__Exercise goal__
Look for "Bushwick" in the listing below. Gather each line that contains it.

__Record excerpts__
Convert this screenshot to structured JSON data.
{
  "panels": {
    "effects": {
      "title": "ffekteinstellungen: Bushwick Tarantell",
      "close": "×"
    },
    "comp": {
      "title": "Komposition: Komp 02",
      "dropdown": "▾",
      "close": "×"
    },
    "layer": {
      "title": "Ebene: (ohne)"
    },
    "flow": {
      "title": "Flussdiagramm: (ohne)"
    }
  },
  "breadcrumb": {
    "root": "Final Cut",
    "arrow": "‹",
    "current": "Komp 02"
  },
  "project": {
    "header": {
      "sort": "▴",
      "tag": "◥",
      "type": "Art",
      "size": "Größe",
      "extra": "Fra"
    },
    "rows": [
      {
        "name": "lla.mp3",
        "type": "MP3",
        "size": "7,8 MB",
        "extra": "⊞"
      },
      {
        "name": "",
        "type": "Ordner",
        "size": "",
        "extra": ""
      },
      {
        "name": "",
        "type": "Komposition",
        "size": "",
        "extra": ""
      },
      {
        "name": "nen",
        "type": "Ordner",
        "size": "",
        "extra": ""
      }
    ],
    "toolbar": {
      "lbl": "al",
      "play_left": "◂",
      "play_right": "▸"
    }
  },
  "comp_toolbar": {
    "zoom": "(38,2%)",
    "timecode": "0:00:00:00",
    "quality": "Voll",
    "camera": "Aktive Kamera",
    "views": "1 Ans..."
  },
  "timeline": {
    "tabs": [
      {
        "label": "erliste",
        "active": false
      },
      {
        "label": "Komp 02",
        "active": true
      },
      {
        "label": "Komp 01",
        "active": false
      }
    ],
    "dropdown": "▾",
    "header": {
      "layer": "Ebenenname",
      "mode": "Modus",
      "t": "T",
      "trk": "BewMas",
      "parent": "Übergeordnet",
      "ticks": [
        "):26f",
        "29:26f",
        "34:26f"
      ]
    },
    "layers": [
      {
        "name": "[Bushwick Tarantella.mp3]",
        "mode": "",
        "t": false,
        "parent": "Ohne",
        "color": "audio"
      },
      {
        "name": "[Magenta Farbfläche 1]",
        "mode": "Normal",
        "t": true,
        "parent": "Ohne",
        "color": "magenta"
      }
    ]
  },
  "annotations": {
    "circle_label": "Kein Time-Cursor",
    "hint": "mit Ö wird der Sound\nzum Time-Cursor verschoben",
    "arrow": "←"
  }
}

__Output for this exercise__
      "title": "ffekteinstellungen: Bushwick Tarantell",
        "name": "[Bushwick Tarantella.mp3]",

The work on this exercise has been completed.